-- BEGIN --

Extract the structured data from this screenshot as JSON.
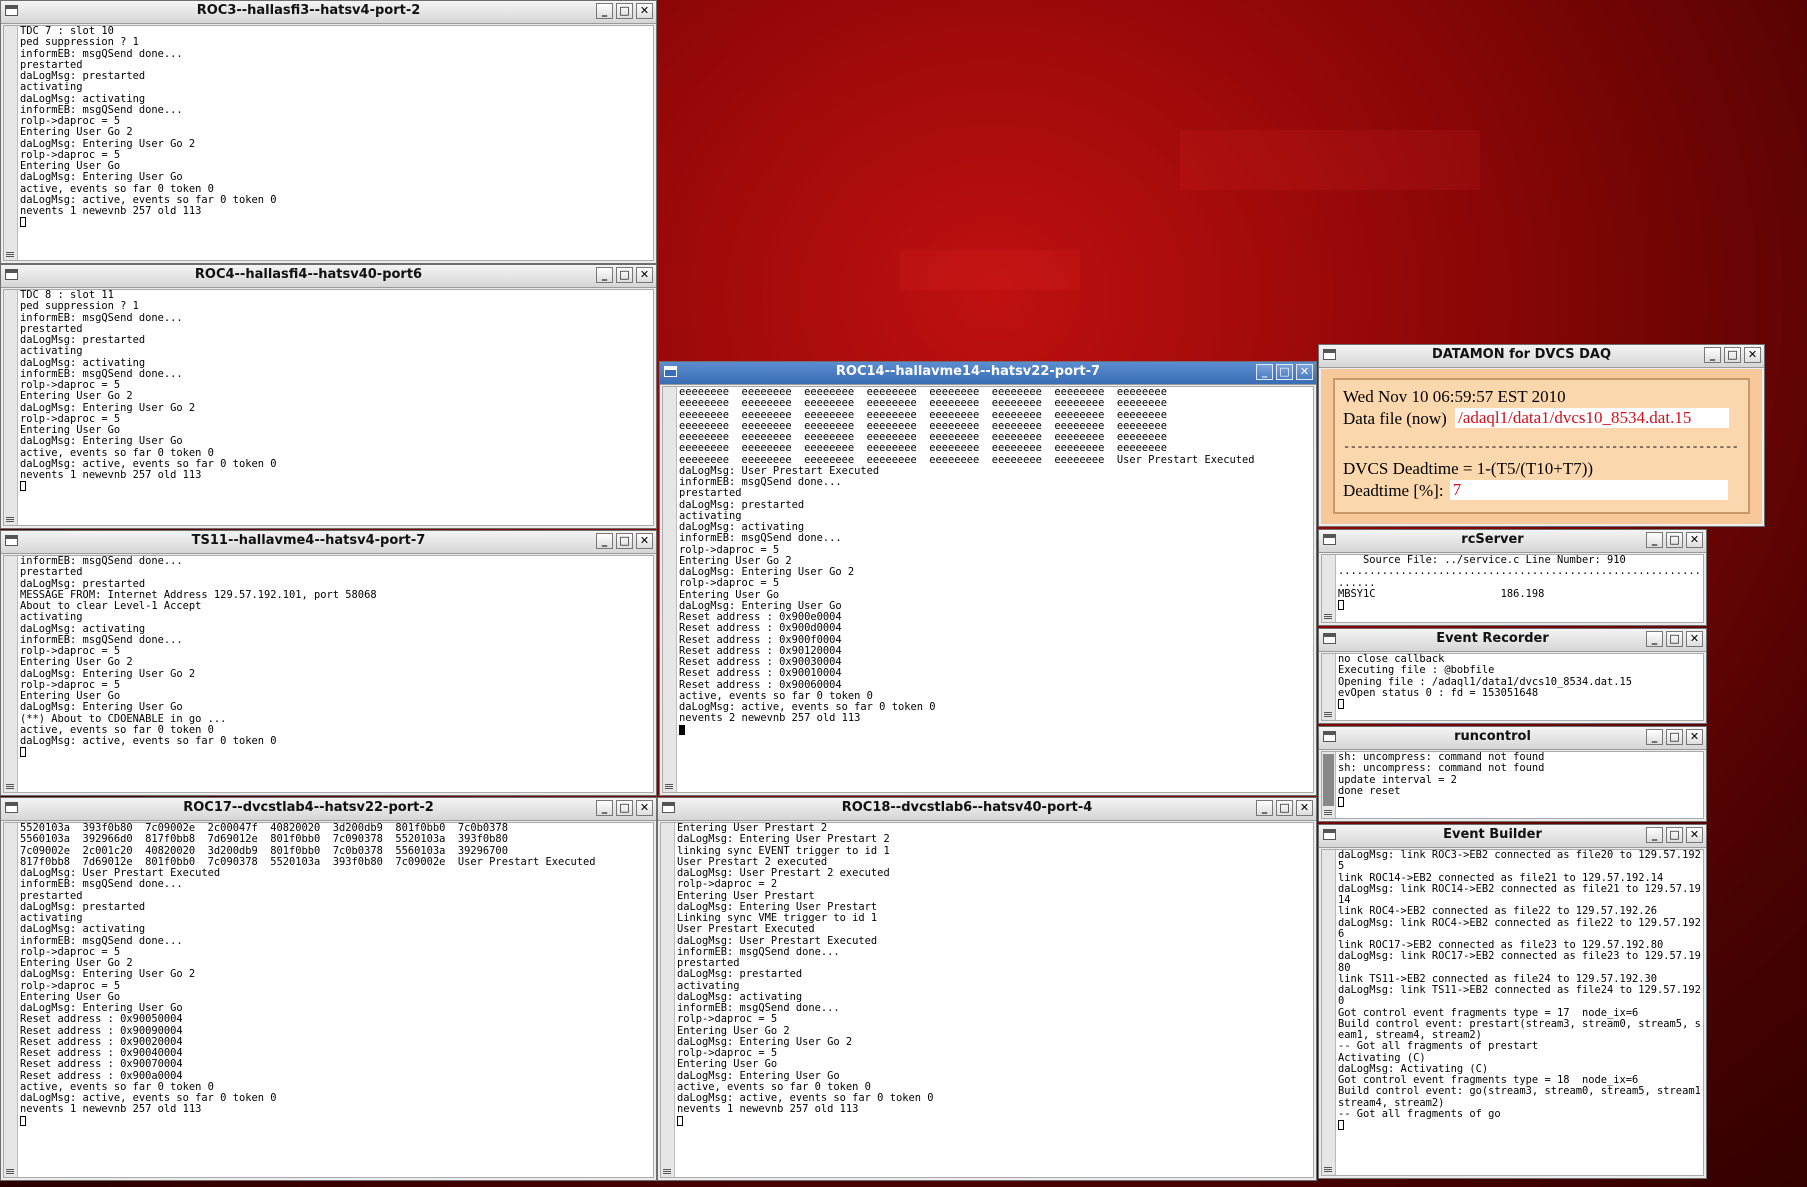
{
  "windows": {
    "roc3": {
      "title": "ROC3--hallasfi3--hatsv4-port-2",
      "lines": [
        "TDC 7 : slot 10",
        "ped suppression ? 1",
        "informEB: msgQSend done...",
        "prestarted",
        "daLogMsg: prestarted",
        "activating",
        "daLogMsg: activating",
        "informEB: msgQSend done...",
        "rolp->daproc = 5",
        "Entering User Go 2",
        "daLogMsg: Entering User Go 2",
        "rolp->daproc = 5",
        "Entering User Go",
        "daLogMsg: Entering User Go",
        "active, events so far 0 token 0",
        "daLogMsg: active, events so far 0 token 0",
        "nevents 1 newevnb 257 old 113"
      ]
    },
    "roc4": {
      "title": "ROC4--hallasfi4--hatsv40-port6",
      "lines": [
        "TDC 8 : slot 11",
        "ped suppression ? 1",
        "informEB: msgQSend done...",
        "prestarted",
        "daLogMsg: prestarted",
        "activating",
        "daLogMsg: activating",
        "informEB: msgQSend done...",
        "rolp->daproc = 5",
        "Entering User Go 2",
        "daLogMsg: Entering User Go 2",
        "rolp->daproc = 5",
        "Entering User Go",
        "daLogMsg: Entering User Go",
        "active, events so far 0 token 0",
        "daLogMsg: active, events so far 0 token 0",
        "nevents 1 newevnb 257 old 113"
      ]
    },
    "ts11": {
      "title": "TS11--hallavme4--hatsv4-port-7",
      "lines": [
        "informEB: msgQSend done...",
        "prestarted",
        "daLogMsg: prestarted",
        "MESSAGE FROM: Internet Address 129.57.192.101, port 58068",
        "About to clear Level-1 Accept",
        "activating",
        "daLogMsg: activating",
        "informEB: msgQSend done...",
        "rolp->daproc = 5",
        "Entering User Go 2",
        "daLogMsg: Entering User Go 2",
        "rolp->daproc = 5",
        "Entering User Go",
        "daLogMsg: Entering User Go",
        "(**) About to CDOENABLE in go ...",
        "active, events so far 0 token 0",
        "daLogMsg: active, events so far 0 token 0"
      ]
    },
    "roc17": {
      "title": "ROC17--dvcstlab4--hatsv22-port-2",
      "lines": [
        "5520103a  393f0b80  7c09002e  2c00047f  40820020  3d200db9  801f0bb0  7c0b0378",
        "5560103a  392966d0  817f0bb8  7d69012e  801f0bb0  7c090378  5520103a  393f0b80",
        "7c09002e  2c001c20  40820020  3d200db9  801f0bb0  7c0b0378  5560103a  39296700",
        "817f0bb8  7d69012e  801f0bb0  7c090378  5520103a  393f0b80  7c09002e  User Prestart Executed",
        "daLogMsg: User Prestart Executed",
        "informEB: msgQSend done...",
        "prestarted",
        "daLogMsg: prestarted",
        "activating",
        "daLogMsg: activating",
        "informEB: msgQSend done...",
        "rolp->daproc = 5",
        "Entering User Go 2",
        "daLogMsg: Entering User Go 2",
        "rolp->daproc = 5",
        "Entering User Go",
        "daLogMsg: Entering User Go",
        "Reset address : 0x90050004",
        "Reset address : 0x90090004",
        "Reset address : 0x90020004",
        "Reset address : 0x90040004",
        "Reset address : 0x90070004",
        "Reset address : 0x900a0004",
        "active, events so far 0 token 0",
        "daLogMsg: active, events so far 0 token 0",
        "nevents 1 newevnb 257 old 113"
      ]
    },
    "roc14": {
      "title": "ROC14--hallavme14--hatsv22-port-7",
      "lines": [
        "eeeeeeee  eeeeeeee  eeeeeeee  eeeeeeee  eeeeeeee  eeeeeeee  eeeeeeee  eeeeeeee",
        "eeeeeeee  eeeeeeee  eeeeeeee  eeeeeeee  eeeeeeee  eeeeeeee  eeeeeeee  eeeeeeee",
        "eeeeeeee  eeeeeeee  eeeeeeee  eeeeeeee  eeeeeeee  eeeeeeee  eeeeeeee  eeeeeeee",
        "eeeeeeee  eeeeeeee  eeeeeeee  eeeeeeee  eeeeeeee  eeeeeeee  eeeeeeee  eeeeeeee",
        "eeeeeeee  eeeeeeee  eeeeeeee  eeeeeeee  eeeeeeee  eeeeeeee  eeeeeeee  eeeeeeee",
        "eeeeeeee  eeeeeeee  eeeeeeee  eeeeeeee  eeeeeeee  eeeeeeee  eeeeeeee  eeeeeeee",
        "eeeeeeee  eeeeeeee  eeeeeeee  eeeeeeee  eeeeeeee  eeeeeeee  eeeeeeee  User Prestart Executed",
        "daLogMsg: User Prestart Executed",
        "informEB: msgQSend done...",
        "prestarted",
        "daLogMsg: prestarted",
        "activating",
        "daLogMsg: activating",
        "informEB: msgQSend done...",
        "rolp->daproc = 5",
        "Entering User Go 2",
        "daLogMsg: Entering User Go 2",
        "rolp->daproc = 5",
        "Entering User Go",
        "daLogMsg: Entering User Go",
        "Reset address : 0x900e0004",
        "Reset address : 0x900d0004",
        "Reset address : 0x900f0004",
        "Reset address : 0x90120004",
        "Reset address : 0x90030004",
        "Reset address : 0x90010004",
        "Reset address : 0x90060004",
        "active, events so far 0 token 0",
        "daLogMsg: active, events so far 0 token 0",
        "nevents 2 newevnb 257 old 113"
      ]
    },
    "roc18": {
      "title": "ROC18--dvcstlab6--hatsv40-port-4",
      "lines": [
        "Entering User Prestart 2",
        "daLogMsg: Entering User Prestart 2",
        "linking sync EVENT trigger to id 1",
        "User Prestart 2 executed",
        "daLogMsg: User Prestart 2 executed",
        "rolp->daproc = 2",
        "Entering User Prestart",
        "daLogMsg: Entering User Prestart",
        "Linking sync VME trigger to id 1",
        "User Prestart Executed",
        "daLogMsg: User Prestart Executed",
        "informEB: msgQSend done...",
        "prestarted",
        "daLogMsg: prestarted",
        "activating",
        "daLogMsg: activating",
        "informEB: msgQSend done...",
        "rolp->daproc = 5",
        "Entering User Go 2",
        "daLogMsg: Entering User Go 2",
        "rolp->daproc = 5",
        "Entering User Go",
        "daLogMsg: Entering User Go",
        "active, events so far 0 token 0",
        "daLogMsg: active, events so far 0 token 0",
        "nevents 1 newevnb 257 old 113"
      ]
    },
    "datamon": {
      "title": "DATAMON  for DVCS DAQ",
      "date": "Wed Nov 10 06:59:57 EST 2010",
      "datafile_label": "Data file (now)",
      "datafile_value": "/adaql1/data1/dvcs10_8534.dat.15",
      "separator": "--------------------------------------------------------------------------",
      "deadtime_formula": "DVCS Deadtime = 1-(T5/(T10+T7))",
      "deadtime_label": "Deadtime [%]:",
      "deadtime_value": "7"
    },
    "rcserver": {
      "title": "rcServer",
      "lines": [
        "    Source File: ../service.c Line Number: 910",
        "...................................................................",
        "......",
        "MBSY1C                    186.198"
      ]
    },
    "eventrecorder": {
      "title": "Event Recorder",
      "lines": [
        "no close callback",
        "Executing file : @bobfile",
        "Opening file : /adaql1/data1/dvcs10_8534.dat.15",
        "evOpen status 0 : fd = 153051648"
      ]
    },
    "runcontrol": {
      "title": "runcontrol",
      "lines": [
        "sh: uncompress: command not found",
        "sh: uncompress: command not found",
        "update interval = 2",
        "done reset"
      ]
    },
    "eventbuilder": {
      "title": "Event Builder",
      "lines": [
        "daLogMsg: link ROC3->EB2 connected as file20 to 129.57.192.2",
        "5",
        "link ROC14->EB2 connected as file21 to 129.57.192.14",
        "daLogMsg: link ROC14->EB2 connected as file21 to 129.57.192.",
        "14",
        "link ROC4->EB2 connected as file22 to 129.57.192.26",
        "daLogMsg: link ROC4->EB2 connected as file22 to 129.57.192.2",
        "6",
        "link ROC17->EB2 connected as file23 to 129.57.192.80",
        "daLogMsg: link ROC17->EB2 connected as file23 to 129.57.192.",
        "80",
        "link TS11->EB2 connected as file24 to 129.57.192.30",
        "daLogMsg: link TS11->EB2 connected as file24 to 129.57.192.3",
        "0",
        "Got control event fragments type = 17  node_ix=6",
        "Build control event: prestart(stream3, stream0, stream5, str",
        "eam1, stream4, stream2)",
        "-- Got all fragments of prestart",
        "Activating (C)",
        "daLogMsg: Activating (C)",
        "Got control event fragments type = 18  node_ix=6",
        "Build control event: go(stream3, stream0, stream5, stream1,",
        "stream4, stream2)",
        "-- Got all fragments of go"
      ]
    }
  },
  "buttons": {
    "minimize": "_",
    "maximize": "□",
    "close": "✕"
  }
}
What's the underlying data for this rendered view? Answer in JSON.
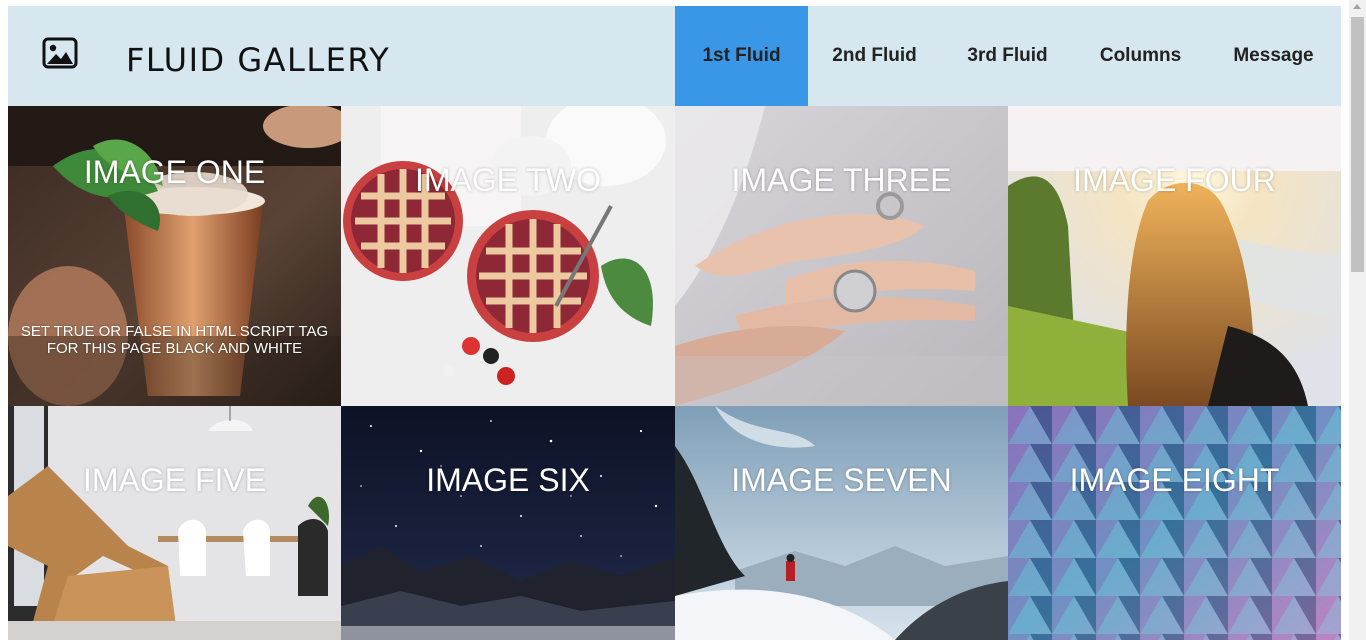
{
  "header": {
    "logo_icon": "image-icon",
    "title": "FLUID GALLERY",
    "background": "#d6e7f0"
  },
  "nav": {
    "items": [
      {
        "label": "1st Fluid",
        "active": true
      },
      {
        "label": "2nd Fluid",
        "active": false
      },
      {
        "label": "3rd Fluid",
        "active": false
      },
      {
        "label": "Columns",
        "active": false
      },
      {
        "label": "Message",
        "active": false
      }
    ],
    "active_color": "#3a96e6"
  },
  "gallery": {
    "tiles": [
      {
        "title": "IMAGE ONE",
        "note": "SET TRUE OR FALSE IN HTML SCRIPT TAG FOR THIS PAGE BLACK AND WHITE"
      },
      {
        "title": "IMAGE TWO"
      },
      {
        "title": "IMAGE THREE"
      },
      {
        "title": "IMAGE FOUR"
      },
      {
        "title": "IMAGE FIVE"
      },
      {
        "title": "IMAGE SIX"
      },
      {
        "title": "IMAGE SEVEN"
      },
      {
        "title": "IMAGE EIGHT"
      }
    ]
  }
}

-- END --

**Written request:** Pull out every line in the data above that has the word "sync".

**Complete answer:**
        "linking sync EVENT trigger to id 1",
        "Linking sync VME trigger to id 1",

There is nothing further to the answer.